*SET EXERCISE*. Extract every entry word for word.

▼

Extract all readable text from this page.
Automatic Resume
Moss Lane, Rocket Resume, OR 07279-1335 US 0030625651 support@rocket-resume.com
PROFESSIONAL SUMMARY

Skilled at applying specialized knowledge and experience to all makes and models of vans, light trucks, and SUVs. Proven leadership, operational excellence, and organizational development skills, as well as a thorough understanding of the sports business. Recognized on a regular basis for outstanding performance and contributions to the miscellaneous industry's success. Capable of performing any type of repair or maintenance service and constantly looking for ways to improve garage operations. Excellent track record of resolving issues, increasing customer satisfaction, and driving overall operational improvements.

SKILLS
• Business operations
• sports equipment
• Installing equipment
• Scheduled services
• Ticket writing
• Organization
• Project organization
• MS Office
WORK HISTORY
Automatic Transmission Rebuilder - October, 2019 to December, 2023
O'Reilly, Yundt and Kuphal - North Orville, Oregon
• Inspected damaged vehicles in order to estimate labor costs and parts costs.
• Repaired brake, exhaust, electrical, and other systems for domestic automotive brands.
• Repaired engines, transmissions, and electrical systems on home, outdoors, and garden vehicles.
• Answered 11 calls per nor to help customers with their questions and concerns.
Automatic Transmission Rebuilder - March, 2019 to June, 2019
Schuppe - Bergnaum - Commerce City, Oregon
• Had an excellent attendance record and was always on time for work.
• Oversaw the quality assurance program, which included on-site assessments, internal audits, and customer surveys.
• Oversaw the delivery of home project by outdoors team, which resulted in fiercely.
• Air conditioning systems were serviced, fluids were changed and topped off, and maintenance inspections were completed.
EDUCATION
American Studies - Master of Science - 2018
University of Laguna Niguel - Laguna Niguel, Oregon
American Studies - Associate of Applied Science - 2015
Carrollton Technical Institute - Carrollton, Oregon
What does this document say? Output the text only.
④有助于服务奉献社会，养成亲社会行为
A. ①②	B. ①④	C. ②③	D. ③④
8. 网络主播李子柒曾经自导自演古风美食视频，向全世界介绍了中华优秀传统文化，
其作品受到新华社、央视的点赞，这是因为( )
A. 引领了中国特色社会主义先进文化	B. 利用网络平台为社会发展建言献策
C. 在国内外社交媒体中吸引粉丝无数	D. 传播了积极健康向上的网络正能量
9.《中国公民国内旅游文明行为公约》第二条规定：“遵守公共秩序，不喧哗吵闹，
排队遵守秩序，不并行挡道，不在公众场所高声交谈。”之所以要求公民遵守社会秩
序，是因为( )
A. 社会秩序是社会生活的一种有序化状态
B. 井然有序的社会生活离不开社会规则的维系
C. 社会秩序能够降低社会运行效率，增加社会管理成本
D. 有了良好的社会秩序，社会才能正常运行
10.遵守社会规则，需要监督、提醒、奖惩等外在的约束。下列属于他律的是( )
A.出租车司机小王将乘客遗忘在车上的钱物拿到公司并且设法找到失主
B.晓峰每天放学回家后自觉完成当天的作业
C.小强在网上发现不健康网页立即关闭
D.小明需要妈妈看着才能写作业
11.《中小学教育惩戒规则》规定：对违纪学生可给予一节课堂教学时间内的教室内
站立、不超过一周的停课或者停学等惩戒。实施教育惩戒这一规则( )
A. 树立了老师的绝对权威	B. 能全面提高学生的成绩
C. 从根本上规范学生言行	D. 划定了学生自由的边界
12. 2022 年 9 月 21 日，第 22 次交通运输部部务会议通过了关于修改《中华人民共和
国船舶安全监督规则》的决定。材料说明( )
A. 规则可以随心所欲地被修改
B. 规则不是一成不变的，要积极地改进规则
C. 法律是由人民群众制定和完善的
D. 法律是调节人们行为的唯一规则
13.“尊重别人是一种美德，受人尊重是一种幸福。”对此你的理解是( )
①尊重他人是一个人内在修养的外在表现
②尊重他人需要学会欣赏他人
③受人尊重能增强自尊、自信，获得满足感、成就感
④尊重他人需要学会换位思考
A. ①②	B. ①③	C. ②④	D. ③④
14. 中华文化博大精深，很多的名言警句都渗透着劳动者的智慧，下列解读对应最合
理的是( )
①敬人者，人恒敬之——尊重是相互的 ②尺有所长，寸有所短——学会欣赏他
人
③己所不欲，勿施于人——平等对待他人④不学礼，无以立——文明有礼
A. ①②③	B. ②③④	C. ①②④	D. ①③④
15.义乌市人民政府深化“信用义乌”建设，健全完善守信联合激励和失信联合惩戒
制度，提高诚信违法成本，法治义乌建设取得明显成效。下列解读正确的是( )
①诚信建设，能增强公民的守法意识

▲

*EXPECTED OUTPUT*.
Extract all readable text from this page.
Automatic Resume
Moss Lane, Rocket Resume, OR 07279-1335 US 0030625651 support@rocket-resume.com
PROFESSIONAL SUMMARY

Skilled at applying specialized knowledge and experience to all makes and models of vans, light trucks, and SUVs. Proven leadership, operational excellence, and organizational development skills, as well as a thorough understanding of the sports business. Recognized on a regular basis for outstanding performance and contributions to the miscellaneous industry's success. Capable of performing any type of repair or maintenance service and constantly looking for ways to improve garage operations. Excellent track record of resolving issues, increasing customer satisfaction, and driving overall operational improvements.

SKILLS
• Business operations
• sports equipment
• Installing equipment
• Scheduled services
• Ticket writing
• Organization
• Project organization
• MS Office
WORK HISTORY
Automatic Transmission Rebuilder - October, 2019 to December, 2023
O'Reilly, Yundt and Kuphal - North Orville, Oregon
• Inspected damaged vehicles in order to estimate labor costs and parts costs.
• Repaired brake, exhaust, electrical, and other systems for domestic automotive brands.
• Repaired engines, transmissions, and electrical systems on home, outdoors, and garden vehicles.
• Answered 11 calls per nor to help customers with their questions and concerns.
Automatic Transmission Rebuilder - March, 2019 to June, 2019
Schuppe - Bergnaum - Commerce City, Oregon
• Had an excellent attendance record and was always on time for work.
• Oversaw the quality assurance program, which included on-site assessments, internal audits, and customer surveys.
• Oversaw the delivery of home project by outdoors team, which resulted in fiercely.
• Air conditioning systems were serviced, fluids were changed and topped off, and maintenance inspections were completed.
EDUCATION
American Studies - Master of Science - 2018
University of Laguna Niguel - Laguna Niguel, Oregon
American Studies - Associate of Applied Science - 2015
Carrollton Technical Institute - Carrollton, Oregon
What does this document say? Output the text only.
④有助于服务奉献社会，养成亲社会行为
A. ①②	B. ①④	C. ②③	D. ③④
8. 网络主播李子柒曾经自导自演古风美食视频，向全世界介绍了中华优秀传统文化，
其作品受到新华社、央视的点赞，这是因为( )
A. 引领了中国特色社会主义先进文化	B. 利用网络平台为社会发展建言献策
C. 在国内外社交媒体中吸引粉丝无数	D. 传播了积极健康向上的网络正能量
9.《中国公民国内旅游文明行为公约》第二条规定：“遵守公共秩序，不喧哗吵闹，
排队遵守秩序，不并行挡道，不在公众场所高声交谈。”之所以要求公民遵守社会秩
序，是因为( )
A. 社会秩序是社会生活的一种有序化状态
B. 井然有序的社会生活离不开社会规则的维系
C. 社会秩序能够降低社会运行效率，增加社会管理成本
D. 有了良好的社会秩序，社会才能正常运行
10.遵守社会规则，需要监督、提醒、奖惩等外在的约束。下列属于他律的是( )
A.出租车司机小王将乘客遗忘在车上的钱物拿到公司并且设法找到失主
B.晓峰每天放学回家后自觉完成当天的作业
C.小强在网上发现不健康网页立即关闭
D.小明需要妈妈看着才能写作业
11.《中小学教育惩戒规则》规定：对违纪学生可给予一节课堂教学时间内的教室内
站立、不超过一周的停课或者停学等惩戒。实施教育惩戒这一规则( )
A. 树立了老师的绝对权威	B. 能全面提高学生的成绩
C. 从根本上规范学生言行	D. 划定了学生自由的边界
12. 2022 年 9 月 21 日，第 22 次交通运输部部务会议通过了关于修改《中华人民共和
国船舶安全监督规则》的决定。材料说明( )
A. 规则可以随心所欲地被修改
B. 规则不是一成不变的，要积极地改进规则
C. 法律是由人民群众制定和完善的
D. 法律是调节人们行为的唯一规则
13.“尊重别人是一种美德，受人尊重是一种幸福。”对此你的理解是( )
①尊重他人是一个人内在修养的外在表现
②尊重他人需要学会欣赏他人
③受人尊重能增强自尊、自信，获得满足感、成就感
④尊重他人需要学会换位思考
A. ①②	B. ①③	C. ②④	D. ③④
14. 中华文化博大精深，很多的名言警句都渗透着劳动者的智慧，下列解读对应最合
理的是( )
①敬人者，人恒敬之——尊重是相互的 ②尺有所长，寸有所短——学会欣赏他
人
③己所不欲，勿施于人——平等对待他人④不学礼，无以立——文明有礼
A. ①②③	B. ②③④	C. ①②④	D. ①③④
15.义乌市人民政府深化“信用义乌”建设，健全完善守信联合激励和失信联合惩戒
制度，提高诚信违法成本，法治义乌建设取得明显成效。下列解读正确的是( )
①诚信建设，能增强公民的守法意识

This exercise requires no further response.